Say how many lines of the listing below contain "gmail", giving the number and nothing else.

[[ DATASET EXTRACT, beginning ]]

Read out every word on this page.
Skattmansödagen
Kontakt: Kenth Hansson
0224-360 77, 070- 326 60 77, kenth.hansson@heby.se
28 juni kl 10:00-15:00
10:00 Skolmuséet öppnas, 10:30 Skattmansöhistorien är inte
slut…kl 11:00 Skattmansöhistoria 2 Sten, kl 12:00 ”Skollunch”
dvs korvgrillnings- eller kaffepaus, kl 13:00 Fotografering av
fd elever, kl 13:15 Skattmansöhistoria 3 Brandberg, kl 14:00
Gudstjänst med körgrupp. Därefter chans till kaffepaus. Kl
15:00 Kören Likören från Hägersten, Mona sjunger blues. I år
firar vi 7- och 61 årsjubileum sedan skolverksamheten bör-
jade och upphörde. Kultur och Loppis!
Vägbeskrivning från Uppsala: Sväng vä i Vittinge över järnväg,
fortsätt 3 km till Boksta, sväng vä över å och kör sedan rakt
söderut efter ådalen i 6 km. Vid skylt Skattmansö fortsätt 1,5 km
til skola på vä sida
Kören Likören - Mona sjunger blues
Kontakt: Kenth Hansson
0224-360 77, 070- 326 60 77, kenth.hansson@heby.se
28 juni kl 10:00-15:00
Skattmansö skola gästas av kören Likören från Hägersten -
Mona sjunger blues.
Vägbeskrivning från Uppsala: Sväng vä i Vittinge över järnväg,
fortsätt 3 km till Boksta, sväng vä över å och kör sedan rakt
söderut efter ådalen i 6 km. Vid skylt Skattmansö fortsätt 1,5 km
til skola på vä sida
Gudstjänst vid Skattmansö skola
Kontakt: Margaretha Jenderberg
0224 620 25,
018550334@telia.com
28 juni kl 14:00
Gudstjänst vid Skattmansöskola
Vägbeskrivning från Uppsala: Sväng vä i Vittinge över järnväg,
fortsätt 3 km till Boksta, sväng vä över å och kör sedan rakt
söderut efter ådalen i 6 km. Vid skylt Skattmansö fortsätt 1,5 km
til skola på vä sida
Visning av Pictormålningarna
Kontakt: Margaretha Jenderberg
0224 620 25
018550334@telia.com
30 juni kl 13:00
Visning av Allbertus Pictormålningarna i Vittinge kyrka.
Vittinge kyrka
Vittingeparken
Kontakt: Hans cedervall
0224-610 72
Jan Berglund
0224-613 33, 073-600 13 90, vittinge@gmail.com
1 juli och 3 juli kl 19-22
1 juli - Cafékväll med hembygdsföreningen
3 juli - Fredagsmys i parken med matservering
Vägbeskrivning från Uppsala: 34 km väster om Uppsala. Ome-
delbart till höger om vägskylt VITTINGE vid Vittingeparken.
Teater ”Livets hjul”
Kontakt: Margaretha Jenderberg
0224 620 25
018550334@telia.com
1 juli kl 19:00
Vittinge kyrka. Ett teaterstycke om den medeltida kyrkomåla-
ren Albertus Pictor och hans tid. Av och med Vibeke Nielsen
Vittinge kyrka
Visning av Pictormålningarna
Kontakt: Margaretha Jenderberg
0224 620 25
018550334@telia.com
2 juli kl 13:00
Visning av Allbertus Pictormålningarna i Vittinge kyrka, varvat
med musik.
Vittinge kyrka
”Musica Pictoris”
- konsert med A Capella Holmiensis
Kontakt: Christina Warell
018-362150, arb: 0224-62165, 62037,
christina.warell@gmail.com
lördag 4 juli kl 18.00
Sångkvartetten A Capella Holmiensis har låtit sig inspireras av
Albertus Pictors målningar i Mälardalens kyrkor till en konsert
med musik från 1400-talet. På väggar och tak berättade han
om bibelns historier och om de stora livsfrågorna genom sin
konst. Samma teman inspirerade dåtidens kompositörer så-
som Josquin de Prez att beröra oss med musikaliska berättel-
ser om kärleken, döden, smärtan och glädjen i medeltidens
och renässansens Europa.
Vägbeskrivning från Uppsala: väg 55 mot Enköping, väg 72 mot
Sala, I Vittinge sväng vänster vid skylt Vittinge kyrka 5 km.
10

[[ DATASET EXTRACT, end ]]
[[ DATASET EXTRACT, beginning ]]

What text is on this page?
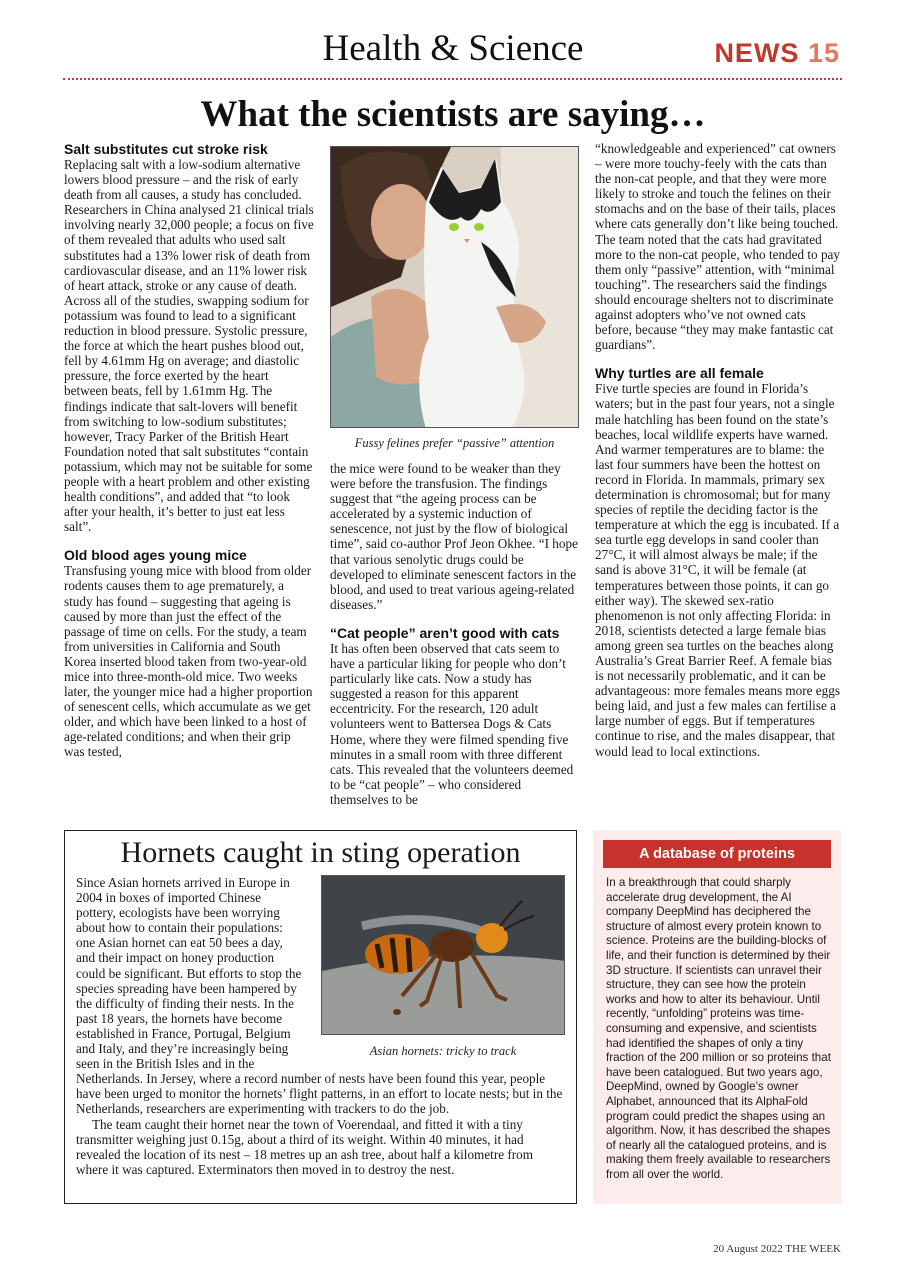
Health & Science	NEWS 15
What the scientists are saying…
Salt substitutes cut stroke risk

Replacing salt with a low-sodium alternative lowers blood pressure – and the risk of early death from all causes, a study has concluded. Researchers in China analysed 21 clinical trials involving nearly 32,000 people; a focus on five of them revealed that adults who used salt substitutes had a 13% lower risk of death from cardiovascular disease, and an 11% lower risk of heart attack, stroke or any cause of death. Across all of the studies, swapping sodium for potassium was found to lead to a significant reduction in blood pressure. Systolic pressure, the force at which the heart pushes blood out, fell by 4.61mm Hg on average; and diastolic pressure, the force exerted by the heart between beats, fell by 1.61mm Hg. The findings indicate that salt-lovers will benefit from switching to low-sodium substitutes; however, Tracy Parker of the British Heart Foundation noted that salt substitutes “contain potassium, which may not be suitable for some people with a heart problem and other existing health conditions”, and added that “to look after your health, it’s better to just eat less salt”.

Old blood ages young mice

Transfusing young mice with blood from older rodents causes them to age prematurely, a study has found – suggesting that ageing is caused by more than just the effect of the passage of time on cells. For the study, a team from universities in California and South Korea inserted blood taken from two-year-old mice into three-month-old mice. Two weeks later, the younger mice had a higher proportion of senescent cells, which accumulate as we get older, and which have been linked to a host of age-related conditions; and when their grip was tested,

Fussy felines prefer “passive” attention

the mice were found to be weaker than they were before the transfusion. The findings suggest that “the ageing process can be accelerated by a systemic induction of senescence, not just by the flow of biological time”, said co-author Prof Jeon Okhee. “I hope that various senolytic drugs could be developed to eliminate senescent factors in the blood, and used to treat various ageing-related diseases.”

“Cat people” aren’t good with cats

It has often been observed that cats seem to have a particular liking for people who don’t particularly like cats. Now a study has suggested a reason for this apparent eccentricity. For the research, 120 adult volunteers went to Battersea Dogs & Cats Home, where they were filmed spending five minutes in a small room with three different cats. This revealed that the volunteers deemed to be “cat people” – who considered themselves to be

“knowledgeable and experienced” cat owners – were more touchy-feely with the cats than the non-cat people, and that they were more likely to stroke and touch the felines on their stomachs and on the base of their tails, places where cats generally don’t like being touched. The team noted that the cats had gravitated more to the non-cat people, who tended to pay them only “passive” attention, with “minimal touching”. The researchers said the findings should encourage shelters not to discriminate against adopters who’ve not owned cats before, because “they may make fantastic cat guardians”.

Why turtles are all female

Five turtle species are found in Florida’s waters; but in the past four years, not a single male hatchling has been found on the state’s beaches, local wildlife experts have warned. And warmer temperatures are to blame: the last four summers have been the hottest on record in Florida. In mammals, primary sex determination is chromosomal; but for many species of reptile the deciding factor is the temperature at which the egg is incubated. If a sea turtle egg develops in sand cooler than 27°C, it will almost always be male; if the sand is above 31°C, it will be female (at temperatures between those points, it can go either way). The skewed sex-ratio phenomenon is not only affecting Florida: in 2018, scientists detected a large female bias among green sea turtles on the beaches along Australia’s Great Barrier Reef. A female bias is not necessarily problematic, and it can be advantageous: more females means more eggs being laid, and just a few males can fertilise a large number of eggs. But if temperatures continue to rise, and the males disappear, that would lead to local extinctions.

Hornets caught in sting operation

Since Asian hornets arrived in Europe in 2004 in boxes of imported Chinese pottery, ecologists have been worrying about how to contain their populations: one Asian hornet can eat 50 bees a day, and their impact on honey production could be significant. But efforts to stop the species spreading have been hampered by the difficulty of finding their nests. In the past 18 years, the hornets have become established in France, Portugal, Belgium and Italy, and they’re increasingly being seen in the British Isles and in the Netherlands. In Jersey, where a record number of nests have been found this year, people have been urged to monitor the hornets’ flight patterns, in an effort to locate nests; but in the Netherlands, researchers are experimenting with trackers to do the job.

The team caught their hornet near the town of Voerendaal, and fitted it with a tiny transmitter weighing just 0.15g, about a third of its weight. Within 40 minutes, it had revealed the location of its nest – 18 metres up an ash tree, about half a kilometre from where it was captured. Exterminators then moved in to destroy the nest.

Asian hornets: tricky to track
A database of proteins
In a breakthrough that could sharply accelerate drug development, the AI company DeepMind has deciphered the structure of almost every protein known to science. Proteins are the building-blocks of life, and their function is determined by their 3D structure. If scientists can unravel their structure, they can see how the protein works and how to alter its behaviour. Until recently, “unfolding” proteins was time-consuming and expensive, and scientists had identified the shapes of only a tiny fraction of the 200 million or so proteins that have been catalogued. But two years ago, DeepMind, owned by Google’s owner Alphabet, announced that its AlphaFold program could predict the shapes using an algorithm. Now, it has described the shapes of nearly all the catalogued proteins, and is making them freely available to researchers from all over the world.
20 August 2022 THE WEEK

[[ DATASET EXTRACT, end ]]

▸ **RESULT**
2